Dataset entries on figures.
***

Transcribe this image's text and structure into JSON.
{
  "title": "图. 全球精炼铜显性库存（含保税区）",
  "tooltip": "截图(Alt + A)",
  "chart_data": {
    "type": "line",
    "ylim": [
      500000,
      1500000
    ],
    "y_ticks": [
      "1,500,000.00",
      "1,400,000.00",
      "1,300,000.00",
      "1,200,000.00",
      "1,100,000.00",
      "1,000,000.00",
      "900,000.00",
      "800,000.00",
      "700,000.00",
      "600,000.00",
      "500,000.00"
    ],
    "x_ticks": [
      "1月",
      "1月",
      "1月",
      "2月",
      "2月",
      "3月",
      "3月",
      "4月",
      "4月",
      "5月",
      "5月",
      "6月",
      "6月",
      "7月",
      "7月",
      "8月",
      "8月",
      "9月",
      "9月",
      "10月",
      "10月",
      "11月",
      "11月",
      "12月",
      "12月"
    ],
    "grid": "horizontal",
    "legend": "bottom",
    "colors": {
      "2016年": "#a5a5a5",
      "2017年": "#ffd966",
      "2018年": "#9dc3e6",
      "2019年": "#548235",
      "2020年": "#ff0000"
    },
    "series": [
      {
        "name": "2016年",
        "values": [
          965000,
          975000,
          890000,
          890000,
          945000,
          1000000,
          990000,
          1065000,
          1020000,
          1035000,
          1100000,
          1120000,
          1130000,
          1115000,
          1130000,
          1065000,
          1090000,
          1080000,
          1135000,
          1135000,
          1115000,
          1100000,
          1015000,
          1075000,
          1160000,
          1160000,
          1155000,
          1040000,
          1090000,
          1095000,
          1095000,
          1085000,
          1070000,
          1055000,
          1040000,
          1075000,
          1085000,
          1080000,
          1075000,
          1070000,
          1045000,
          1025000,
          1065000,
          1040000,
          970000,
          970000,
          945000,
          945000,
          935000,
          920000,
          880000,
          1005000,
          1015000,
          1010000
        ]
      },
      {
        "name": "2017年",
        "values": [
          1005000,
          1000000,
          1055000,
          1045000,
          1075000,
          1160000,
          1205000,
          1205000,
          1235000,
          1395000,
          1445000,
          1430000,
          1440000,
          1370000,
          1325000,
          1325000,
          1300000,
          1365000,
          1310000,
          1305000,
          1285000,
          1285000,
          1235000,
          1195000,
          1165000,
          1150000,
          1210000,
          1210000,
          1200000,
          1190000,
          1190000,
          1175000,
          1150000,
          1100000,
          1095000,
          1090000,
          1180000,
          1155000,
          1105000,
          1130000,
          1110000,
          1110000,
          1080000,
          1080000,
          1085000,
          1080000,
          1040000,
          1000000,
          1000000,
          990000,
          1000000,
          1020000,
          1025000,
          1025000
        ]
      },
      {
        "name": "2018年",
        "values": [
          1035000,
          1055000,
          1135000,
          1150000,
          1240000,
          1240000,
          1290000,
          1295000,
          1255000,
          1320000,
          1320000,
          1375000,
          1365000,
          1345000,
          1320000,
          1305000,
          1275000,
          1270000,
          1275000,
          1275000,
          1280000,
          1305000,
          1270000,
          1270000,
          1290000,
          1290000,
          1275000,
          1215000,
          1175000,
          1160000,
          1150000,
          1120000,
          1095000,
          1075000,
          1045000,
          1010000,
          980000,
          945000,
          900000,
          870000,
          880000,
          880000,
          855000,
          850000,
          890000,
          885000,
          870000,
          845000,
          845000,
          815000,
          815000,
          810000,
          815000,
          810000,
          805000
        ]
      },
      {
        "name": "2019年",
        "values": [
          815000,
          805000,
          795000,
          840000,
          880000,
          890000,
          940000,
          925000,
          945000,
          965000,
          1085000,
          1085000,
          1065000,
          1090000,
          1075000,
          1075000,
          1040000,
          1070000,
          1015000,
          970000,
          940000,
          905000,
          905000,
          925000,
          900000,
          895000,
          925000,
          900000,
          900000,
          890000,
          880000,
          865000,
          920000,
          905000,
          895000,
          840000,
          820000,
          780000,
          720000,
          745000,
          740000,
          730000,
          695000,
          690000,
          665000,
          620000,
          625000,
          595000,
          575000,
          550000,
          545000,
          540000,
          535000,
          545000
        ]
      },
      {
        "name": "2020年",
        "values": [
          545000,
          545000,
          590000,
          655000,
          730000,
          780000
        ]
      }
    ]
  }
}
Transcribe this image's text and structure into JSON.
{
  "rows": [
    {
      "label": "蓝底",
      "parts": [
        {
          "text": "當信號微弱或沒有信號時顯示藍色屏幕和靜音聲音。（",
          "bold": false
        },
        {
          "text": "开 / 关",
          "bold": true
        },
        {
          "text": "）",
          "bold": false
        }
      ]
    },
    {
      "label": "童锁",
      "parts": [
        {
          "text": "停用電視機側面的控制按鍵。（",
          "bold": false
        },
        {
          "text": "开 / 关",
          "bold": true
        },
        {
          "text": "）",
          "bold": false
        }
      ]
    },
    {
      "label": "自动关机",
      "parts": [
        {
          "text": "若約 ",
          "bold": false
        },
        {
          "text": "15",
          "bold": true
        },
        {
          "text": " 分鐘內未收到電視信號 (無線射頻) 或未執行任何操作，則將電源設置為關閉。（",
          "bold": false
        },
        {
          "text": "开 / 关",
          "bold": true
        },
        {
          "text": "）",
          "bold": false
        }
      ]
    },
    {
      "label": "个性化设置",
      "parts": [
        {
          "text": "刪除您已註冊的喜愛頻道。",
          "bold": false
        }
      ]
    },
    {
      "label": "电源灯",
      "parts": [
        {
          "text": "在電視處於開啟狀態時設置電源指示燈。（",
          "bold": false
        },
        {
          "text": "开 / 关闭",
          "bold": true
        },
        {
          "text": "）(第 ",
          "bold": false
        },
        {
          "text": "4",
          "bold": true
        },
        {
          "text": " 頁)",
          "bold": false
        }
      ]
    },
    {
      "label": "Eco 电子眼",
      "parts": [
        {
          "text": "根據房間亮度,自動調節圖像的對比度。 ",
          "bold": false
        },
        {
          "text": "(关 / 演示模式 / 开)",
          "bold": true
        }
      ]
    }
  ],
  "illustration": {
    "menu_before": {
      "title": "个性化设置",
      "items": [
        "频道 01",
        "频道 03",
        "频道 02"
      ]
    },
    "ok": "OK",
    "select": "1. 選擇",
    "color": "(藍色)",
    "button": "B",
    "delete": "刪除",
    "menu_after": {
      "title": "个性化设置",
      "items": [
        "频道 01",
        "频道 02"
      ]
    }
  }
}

***

What the task requires. Filter the data, keeping only the lines that contain "name".

Output for this exercise.
        "name": "2016年",
        "name": "2017年",
        "name": "2018年",
        "name": "2019年",
        "name": "2020年",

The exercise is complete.